Given exercise:
Can you write out all the lines word for word, with no pictures?
________________________
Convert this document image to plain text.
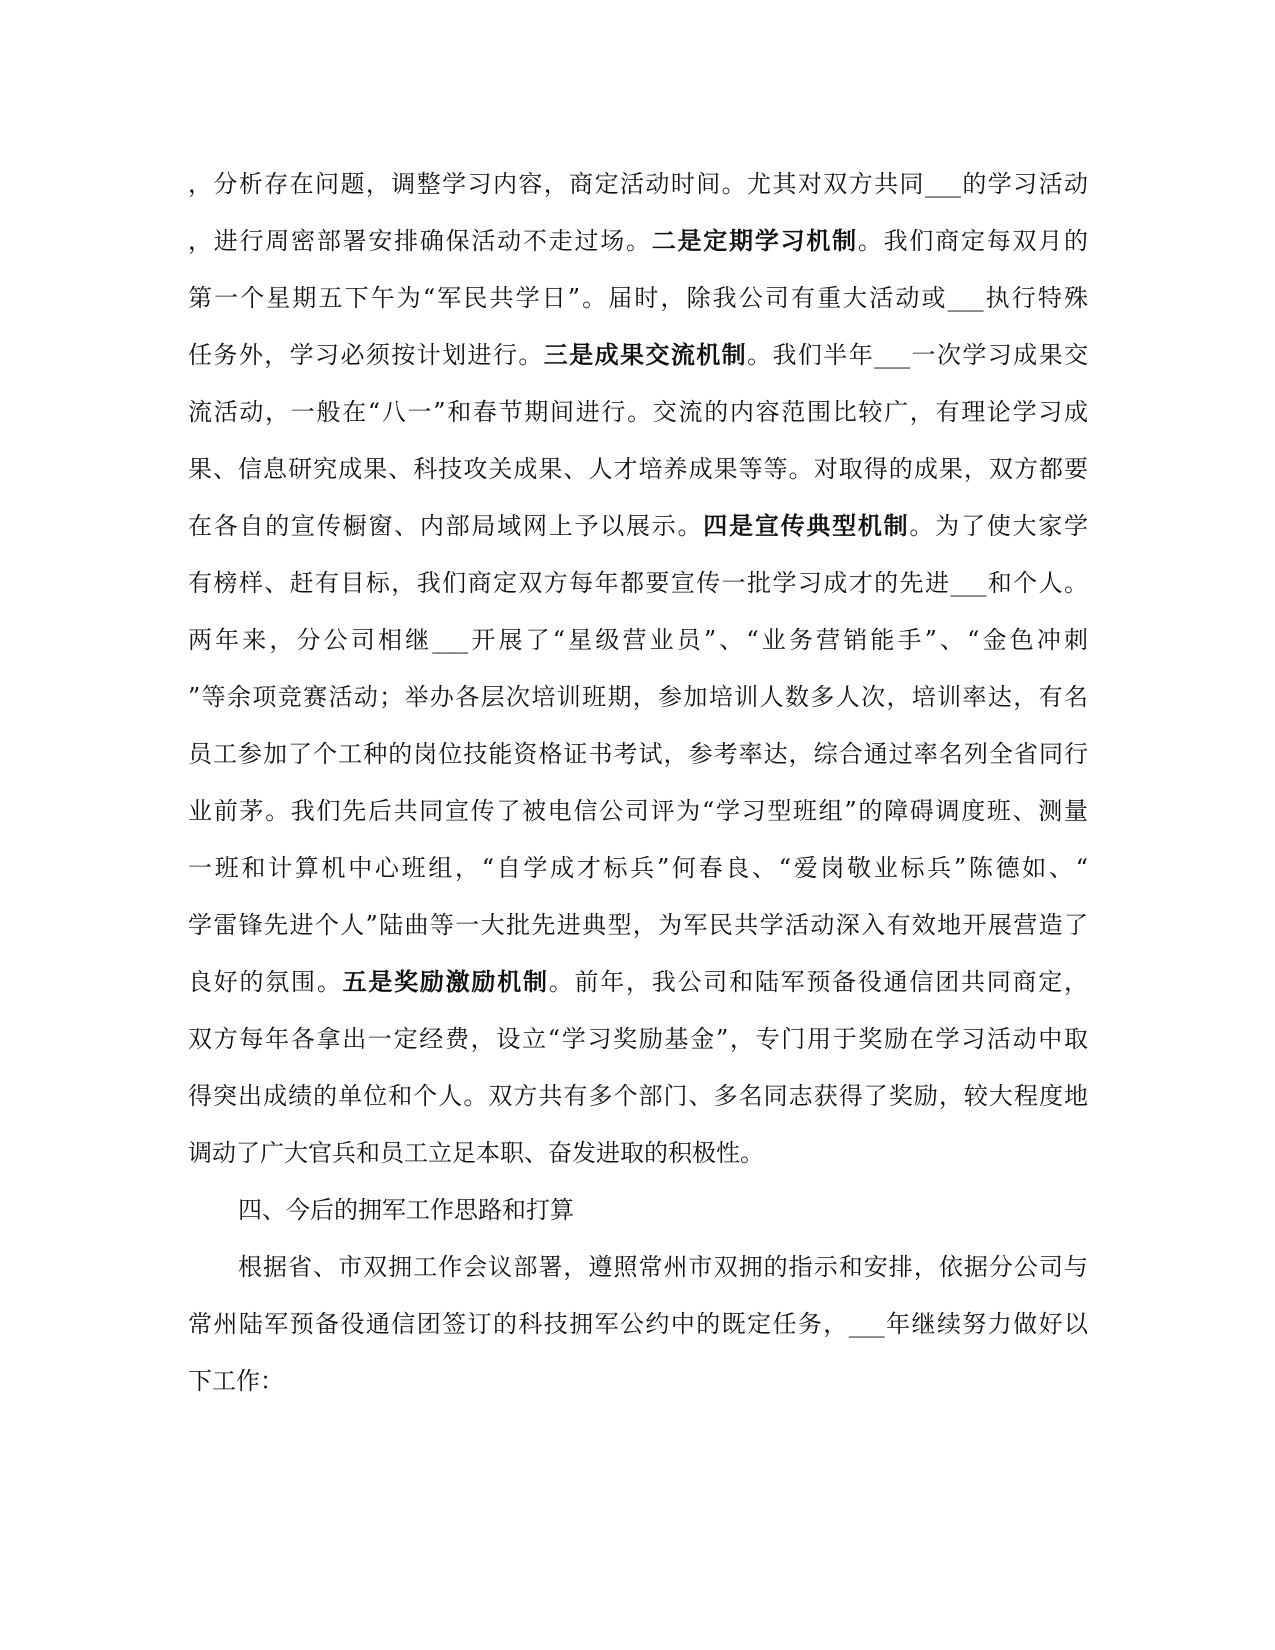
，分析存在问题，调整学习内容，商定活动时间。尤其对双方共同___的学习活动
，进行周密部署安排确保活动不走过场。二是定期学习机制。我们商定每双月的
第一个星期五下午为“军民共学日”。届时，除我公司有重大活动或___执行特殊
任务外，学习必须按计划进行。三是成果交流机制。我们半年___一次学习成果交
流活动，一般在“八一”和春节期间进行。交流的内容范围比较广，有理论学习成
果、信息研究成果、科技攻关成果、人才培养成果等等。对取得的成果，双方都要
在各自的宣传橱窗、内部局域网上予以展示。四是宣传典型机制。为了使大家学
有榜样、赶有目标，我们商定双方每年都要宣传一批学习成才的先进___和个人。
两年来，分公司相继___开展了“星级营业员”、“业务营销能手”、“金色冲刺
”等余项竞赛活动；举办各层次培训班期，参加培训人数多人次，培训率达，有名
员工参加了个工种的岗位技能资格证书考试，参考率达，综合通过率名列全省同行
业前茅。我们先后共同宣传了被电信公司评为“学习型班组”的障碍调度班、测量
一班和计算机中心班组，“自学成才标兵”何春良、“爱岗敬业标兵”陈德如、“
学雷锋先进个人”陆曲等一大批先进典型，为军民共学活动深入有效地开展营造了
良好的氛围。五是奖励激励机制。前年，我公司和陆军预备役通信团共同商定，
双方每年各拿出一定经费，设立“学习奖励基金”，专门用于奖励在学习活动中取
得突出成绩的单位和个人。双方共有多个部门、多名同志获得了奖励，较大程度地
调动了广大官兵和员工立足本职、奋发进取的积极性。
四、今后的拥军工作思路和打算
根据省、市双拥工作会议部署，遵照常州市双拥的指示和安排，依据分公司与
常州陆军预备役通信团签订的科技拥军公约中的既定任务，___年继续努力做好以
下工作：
________________________
The response:
Convert this document image to plain text.
，分析存在问题，调整学习内容，商定活动时间。尤其对双方共同___的学习活动
，进行周密部署安排确保活动不走过场。二是定期学习机制。我们商定每双月的
第一个星期五下午为“军民共学日”。届时，除我公司有重大活动或___执行特殊
任务外，学习必须按计划进行。三是成果交流机制。我们半年___一次学习成果交
流活动，一般在“八一”和春节期间进行。交流的内容范围比较广，有理论学习成
果、信息研究成果、科技攻关成果、人才培养成果等等。对取得的成果，双方都要
在各自的宣传橱窗、内部局域网上予以展示。四是宣传典型机制。为了使大家学
有榜样、赶有目标，我们商定双方每年都要宣传一批学习成才的先进___和个人。
两年来，分公司相继___开展了“星级营业员”、“业务营销能手”、“金色冲刺
”等余项竞赛活动；举办各层次培训班期，参加培训人数多人次，培训率达，有名
员工参加了个工种的岗位技能资格证书考试，参考率达，综合通过率名列全省同行
业前茅。我们先后共同宣传了被电信公司评为“学习型班组”的障碍调度班、测量
一班和计算机中心班组，“自学成才标兵”何春良、“爱岗敬业标兵”陈德如、“
学雷锋先进个人”陆曲等一大批先进典型，为军民共学活动深入有效地开展营造了
良好的氛围。五是奖励激励机制。前年，我公司和陆军预备役通信团共同商定，
双方每年各拿出一定经费，设立“学习奖励基金”，专门用于奖励在学习活动中取
得突出成绩的单位和个人。双方共有多个部门、多名同志获得了奖励，较大程度地
调动了广大官兵和员工立足本职、奋发进取的积极性。
四、今后的拥军工作思路和打算
根据省、市双拥工作会议部署，遵照常州市双拥的指示和安排，依据分公司与
常州陆军预备役通信团签订的科技拥军公约中的既定任务，___年继续努力做好以
下工作：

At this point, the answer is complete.